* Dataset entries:
— BEGIN —
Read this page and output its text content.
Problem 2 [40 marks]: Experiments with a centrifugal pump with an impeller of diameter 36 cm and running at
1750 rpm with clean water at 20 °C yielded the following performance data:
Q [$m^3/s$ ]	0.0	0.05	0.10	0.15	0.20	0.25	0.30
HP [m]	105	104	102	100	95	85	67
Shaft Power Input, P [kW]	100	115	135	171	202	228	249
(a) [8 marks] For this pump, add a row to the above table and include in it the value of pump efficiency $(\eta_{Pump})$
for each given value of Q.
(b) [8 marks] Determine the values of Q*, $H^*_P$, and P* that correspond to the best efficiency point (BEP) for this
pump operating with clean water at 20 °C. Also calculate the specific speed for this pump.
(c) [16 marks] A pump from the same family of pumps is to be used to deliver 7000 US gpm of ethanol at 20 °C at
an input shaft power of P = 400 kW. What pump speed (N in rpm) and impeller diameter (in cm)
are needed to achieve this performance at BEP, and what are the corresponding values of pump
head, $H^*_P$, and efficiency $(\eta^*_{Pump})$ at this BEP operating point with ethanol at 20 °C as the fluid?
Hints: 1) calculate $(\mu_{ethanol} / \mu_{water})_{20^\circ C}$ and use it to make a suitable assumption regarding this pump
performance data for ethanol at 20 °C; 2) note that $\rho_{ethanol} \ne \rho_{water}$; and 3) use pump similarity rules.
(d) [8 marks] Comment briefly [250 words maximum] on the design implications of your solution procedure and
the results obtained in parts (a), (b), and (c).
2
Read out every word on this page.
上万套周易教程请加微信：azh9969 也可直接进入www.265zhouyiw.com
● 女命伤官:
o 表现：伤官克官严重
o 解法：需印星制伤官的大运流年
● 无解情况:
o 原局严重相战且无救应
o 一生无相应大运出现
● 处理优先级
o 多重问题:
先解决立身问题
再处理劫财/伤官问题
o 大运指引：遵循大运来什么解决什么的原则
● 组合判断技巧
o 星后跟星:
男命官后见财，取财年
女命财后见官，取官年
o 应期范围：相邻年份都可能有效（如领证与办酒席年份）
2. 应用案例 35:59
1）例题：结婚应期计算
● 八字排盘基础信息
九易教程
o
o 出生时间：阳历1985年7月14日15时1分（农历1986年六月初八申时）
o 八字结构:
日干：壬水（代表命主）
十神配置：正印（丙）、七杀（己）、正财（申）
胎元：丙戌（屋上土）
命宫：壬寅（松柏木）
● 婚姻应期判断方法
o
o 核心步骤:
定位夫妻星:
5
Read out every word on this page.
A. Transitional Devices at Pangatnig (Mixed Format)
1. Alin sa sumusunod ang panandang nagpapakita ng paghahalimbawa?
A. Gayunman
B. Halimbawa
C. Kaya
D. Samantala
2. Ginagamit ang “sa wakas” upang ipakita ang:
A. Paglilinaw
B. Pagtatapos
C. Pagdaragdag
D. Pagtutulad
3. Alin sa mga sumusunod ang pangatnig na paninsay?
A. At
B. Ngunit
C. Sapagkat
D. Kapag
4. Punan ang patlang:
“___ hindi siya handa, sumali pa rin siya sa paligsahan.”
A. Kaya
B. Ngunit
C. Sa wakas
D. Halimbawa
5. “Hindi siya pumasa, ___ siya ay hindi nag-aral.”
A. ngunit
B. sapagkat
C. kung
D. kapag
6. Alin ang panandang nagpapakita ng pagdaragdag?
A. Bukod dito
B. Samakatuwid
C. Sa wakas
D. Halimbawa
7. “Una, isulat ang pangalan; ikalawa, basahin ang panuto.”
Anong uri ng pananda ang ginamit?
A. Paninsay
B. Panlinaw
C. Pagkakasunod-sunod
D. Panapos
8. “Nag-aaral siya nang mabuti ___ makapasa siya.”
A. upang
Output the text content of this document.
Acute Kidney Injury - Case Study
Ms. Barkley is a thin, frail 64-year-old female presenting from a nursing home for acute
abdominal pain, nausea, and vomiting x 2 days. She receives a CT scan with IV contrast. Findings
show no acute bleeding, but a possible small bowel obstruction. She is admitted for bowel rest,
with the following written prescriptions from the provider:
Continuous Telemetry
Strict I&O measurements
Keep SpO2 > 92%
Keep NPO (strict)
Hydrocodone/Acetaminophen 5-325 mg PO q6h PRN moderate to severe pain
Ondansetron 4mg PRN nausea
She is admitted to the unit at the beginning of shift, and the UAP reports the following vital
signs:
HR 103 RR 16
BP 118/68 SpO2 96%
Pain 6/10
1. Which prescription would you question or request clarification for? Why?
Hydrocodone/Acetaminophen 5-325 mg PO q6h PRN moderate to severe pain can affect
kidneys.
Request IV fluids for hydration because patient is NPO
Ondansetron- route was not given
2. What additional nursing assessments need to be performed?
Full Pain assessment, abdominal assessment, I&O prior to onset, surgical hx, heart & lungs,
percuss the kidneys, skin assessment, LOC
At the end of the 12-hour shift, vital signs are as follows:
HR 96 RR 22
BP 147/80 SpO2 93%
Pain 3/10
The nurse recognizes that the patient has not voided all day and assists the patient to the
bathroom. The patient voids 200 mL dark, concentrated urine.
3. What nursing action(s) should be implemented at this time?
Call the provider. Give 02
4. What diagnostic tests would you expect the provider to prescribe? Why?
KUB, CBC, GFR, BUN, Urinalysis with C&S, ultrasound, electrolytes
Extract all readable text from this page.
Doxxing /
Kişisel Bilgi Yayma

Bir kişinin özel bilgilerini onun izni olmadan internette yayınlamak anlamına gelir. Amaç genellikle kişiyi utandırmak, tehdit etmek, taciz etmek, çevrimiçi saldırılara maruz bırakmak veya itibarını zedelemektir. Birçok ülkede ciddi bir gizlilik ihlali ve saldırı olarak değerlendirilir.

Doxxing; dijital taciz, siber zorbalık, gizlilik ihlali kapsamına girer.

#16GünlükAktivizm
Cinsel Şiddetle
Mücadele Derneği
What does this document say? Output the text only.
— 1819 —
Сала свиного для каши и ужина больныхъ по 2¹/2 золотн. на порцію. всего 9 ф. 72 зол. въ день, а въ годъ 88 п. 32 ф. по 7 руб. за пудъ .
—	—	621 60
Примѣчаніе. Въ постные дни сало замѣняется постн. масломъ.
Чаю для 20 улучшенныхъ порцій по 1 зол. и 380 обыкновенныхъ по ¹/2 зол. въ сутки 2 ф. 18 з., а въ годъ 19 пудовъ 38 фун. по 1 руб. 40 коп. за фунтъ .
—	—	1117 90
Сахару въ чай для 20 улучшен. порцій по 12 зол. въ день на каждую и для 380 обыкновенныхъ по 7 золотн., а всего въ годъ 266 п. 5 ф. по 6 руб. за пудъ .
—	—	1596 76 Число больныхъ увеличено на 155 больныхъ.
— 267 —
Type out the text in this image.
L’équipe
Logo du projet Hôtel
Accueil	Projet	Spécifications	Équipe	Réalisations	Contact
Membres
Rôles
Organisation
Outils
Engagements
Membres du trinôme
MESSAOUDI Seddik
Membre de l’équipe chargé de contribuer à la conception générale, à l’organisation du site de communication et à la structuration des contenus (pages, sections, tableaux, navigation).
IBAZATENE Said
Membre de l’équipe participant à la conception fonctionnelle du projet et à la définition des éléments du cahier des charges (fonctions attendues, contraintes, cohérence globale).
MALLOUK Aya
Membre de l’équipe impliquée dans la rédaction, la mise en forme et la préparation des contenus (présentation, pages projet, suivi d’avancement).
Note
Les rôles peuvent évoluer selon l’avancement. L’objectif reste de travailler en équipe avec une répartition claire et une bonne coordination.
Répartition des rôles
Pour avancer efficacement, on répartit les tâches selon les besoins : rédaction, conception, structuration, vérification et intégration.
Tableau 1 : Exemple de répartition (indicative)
— END —
* WRITTEN INSTRUCTION:
Write an exact transcription of every entry above.

* TASK OUTPUT:
Read this page and output its text content.
Problem 2 [40 marks]: Experiments with a centrifugal pump with an impeller of diameter 36 cm and running at
1750 rpm with clean water at 20 °C yielded the following performance data:
Q [$m^3/s$ ]	0.0	0.05	0.10	0.15	0.20	0.25	0.30
HP [m]	105	104	102	100	95	85	67
Shaft Power Input, P [kW]	100	115	135	171	202	228	249
(a) [8 marks] For this pump, add a row to the above table and include in it the value of pump efficiency $(\eta_{Pump})$
for each given value of Q.
(b) [8 marks] Determine the values of Q*, $H^*_P$, and P* that correspond to the best efficiency point (BEP) for this
pump operating with clean water at 20 °C. Also calculate the specific speed for this pump.
(c) [16 marks] A pump from the same family of pumps is to be used to deliver 7000 US gpm of ethanol at 20 °C at
an input shaft power of P = 400 kW. What pump speed (N in rpm) and impeller diameter (in cm)
are needed to achieve this performance at BEP, and what are the corresponding values of pump
head, $H^*_P$, and efficiency $(\eta^*_{Pump})$ at this BEP operating point with ethanol at 20 °C as the fluid?
Hints: 1) calculate $(\mu_{ethanol} / \mu_{water})_{20^\circ C}$ and use it to make a suitable assumption regarding this pump
performance data for ethanol at 20 °C; 2) note that $\rho_{ethanol} \ne \rho_{water}$; and 3) use pump similarity rules.
(d) [8 marks] Comment briefly [250 words maximum] on the design implications of your solution procedure and
the results obtained in parts (a), (b), and (c).
2
Read out every word on this page.
上万套周易教程请加微信：azh9969 也可直接进入www.265zhouyiw.com
● 女命伤官:
o 表现：伤官克官严重
o 解法：需印星制伤官的大运流年
● 无解情况:
o 原局严重相战且无救应
o 一生无相应大运出现
● 处理优先级
o 多重问题:
先解决立身问题
再处理劫财/伤官问题
o 大运指引：遵循大运来什么解决什么的原则
● 组合判断技巧
o 星后跟星:
男命官后见财，取财年
女命财后见官，取官年
o 应期范围：相邻年份都可能有效（如领证与办酒席年份）
2. 应用案例 35:59
1）例题：结婚应期计算
● 八字排盘基础信息
九易教程
o
o 出生时间：阳历1985年7月14日15时1分（农历1986年六月初八申时）
o 八字结构:
日干：壬水（代表命主）
十神配置：正印（丙）、七杀（己）、正财（申）
胎元：丙戌（屋上土）
命宫：壬寅（松柏木）
● 婚姻应期判断方法
o
o 核心步骤:
定位夫妻星:
5
Read out every word on this page.
A. Transitional Devices at Pangatnig (Mixed Format)
1. Alin sa sumusunod ang panandang nagpapakita ng paghahalimbawa?
A. Gayunman
B. Halimbawa
C. Kaya
D. Samantala
2. Ginagamit ang “sa wakas” upang ipakita ang:
A. Paglilinaw
B. Pagtatapos
C. Pagdaragdag
D. Pagtutulad
3. Alin sa mga sumusunod ang pangatnig na paninsay?
A. At
B. Ngunit
C. Sapagkat
D. Kapag
4. Punan ang patlang:
“___ hindi siya handa, sumali pa rin siya sa paligsahan.”
A. Kaya
B. Ngunit
C. Sa wakas
D. Halimbawa
5. “Hindi siya pumasa, ___ siya ay hindi nag-aral.”
A. ngunit
B. sapagkat
C. kung
D. kapag
6. Alin ang panandang nagpapakita ng pagdaragdag?
A. Bukod dito
B. Samakatuwid
C. Sa wakas
D. Halimbawa
7. “Una, isulat ang pangalan; ikalawa, basahin ang panuto.”
Anong uri ng pananda ang ginamit?
A. Paninsay
B. Panlinaw
C. Pagkakasunod-sunod
D. Panapos
8. “Nag-aaral siya nang mabuti ___ makapasa siya.”
A. upang
Output the text content of this document.
Acute Kidney Injury - Case Study
Ms. Barkley is a thin, frail 64-year-old female presenting from a nursing home for acute
abdominal pain, nausea, and vomiting x 2 days. She receives a CT scan with IV contrast. Findings
show no acute bleeding, but a possible small bowel obstruction. She is admitted for bowel rest,
with the following written prescriptions from the provider:
Continuous Telemetry
Strict I&O measurements
Keep SpO2 > 92%
Keep NPO (strict)
Hydrocodone/Acetaminophen 5-325 mg PO q6h PRN moderate to severe pain
Ondansetron 4mg PRN nausea
She is admitted to the unit at the beginning of shift, and the UAP reports the following vital
signs:
HR 103 RR 16
BP 118/68 SpO2 96%
Pain 6/10
1. Which prescription would you question or request clarification for? Why?
Hydrocodone/Acetaminophen 5-325 mg PO q6h PRN moderate to severe pain can affect
kidneys.
Request IV fluids for hydration because patient is NPO
Ondansetron- route was not given
2. What additional nursing assessments need to be performed?
Full Pain assessment, abdominal assessment, I&O prior to onset, surgical hx, heart & lungs,
percuss the kidneys, skin assessment, LOC
At the end of the 12-hour shift, vital signs are as follows:
HR 96 RR 22
BP 147/80 SpO2 93%
Pain 3/10
The nurse recognizes that the patient has not voided all day and assists the patient to the
bathroom. The patient voids 200 mL dark, concentrated urine.
3. What nursing action(s) should be implemented at this time?
Call the provider. Give 02
4. What diagnostic tests would you expect the provider to prescribe? Why?
KUB, CBC, GFR, BUN, Urinalysis with C&S, ultrasound, electrolytes
Extract all readable text from this page.
Doxxing /
Kişisel Bilgi Yayma

Bir kişinin özel bilgilerini onun izni olmadan internette yayınlamak anlamına gelir. Amaç genellikle kişiyi utandırmak, tehdit etmek, taciz etmek, çevrimiçi saldırılara maruz bırakmak veya itibarını zedelemektir. Birçok ülkede ciddi bir gizlilik ihlali ve saldırı olarak değerlendirilir.

Doxxing; dijital taciz, siber zorbalık, gizlilik ihlali kapsamına girer.

#16GünlükAktivizm
Cinsel Şiddetle
Mücadele Derneği
What does this document say? Output the text only.
— 1819 —
Сала свиного для каши и ужина больныхъ по 2¹/2 золотн. на порцію. всего 9 ф. 72 зол. въ день, а въ годъ 88 п. 32 ф. по 7 руб. за пудъ .
—	—	621 60
Примѣчаніе. Въ постные дни сало замѣняется постн. масломъ.
Чаю для 20 улучшенныхъ порцій по 1 зол. и 380 обыкновенныхъ по ¹/2 зол. въ сутки 2 ф. 18 з., а въ годъ 19 пудовъ 38 фун. по 1 руб. 40 коп. за фунтъ .
—	—	1117 90
Сахару въ чай для 20 улучшен. порцій по 12 зол. въ день на каждую и для 380 обыкновенныхъ по 7 золотн., а всего въ годъ 266 п. 5 ф. по 6 руб. за пудъ .
—	—	1596 76 Число больныхъ увеличено на 155 больныхъ.
— 267 —
Type out the text in this image.
L’équipe
Logo du projet Hôtel
Accueil	Projet	Spécifications	Équipe	Réalisations	Contact
Membres
Rôles
Organisation
Outils
Engagements
Membres du trinôme
MESSAOUDI Seddik
Membre de l’équipe chargé de contribuer à la conception générale, à l’organisation du site de communication et à la structuration des contenus (pages, sections, tableaux, navigation).
IBAZATENE Said
Membre de l’équipe participant à la conception fonctionnelle du projet et à la définition des éléments du cahier des charges (fonctions attendues, contraintes, cohérence globale).
MALLOUK Aya
Membre de l’équipe impliquée dans la rédaction, la mise en forme et la préparation des contenus (présentation, pages projet, suivi d’avancement).
Note
Les rôles peuvent évoluer selon l’avancement. L’objectif reste de travailler en équipe avec une répartition claire et une bonne coordination.
Répartition des rôles
Pour avancer efficacement, on répartit les tâches selon les besoins : rédaction, conception, structuration, vérification et intégration.
Tableau 1 : Exemple de répartition (indicative)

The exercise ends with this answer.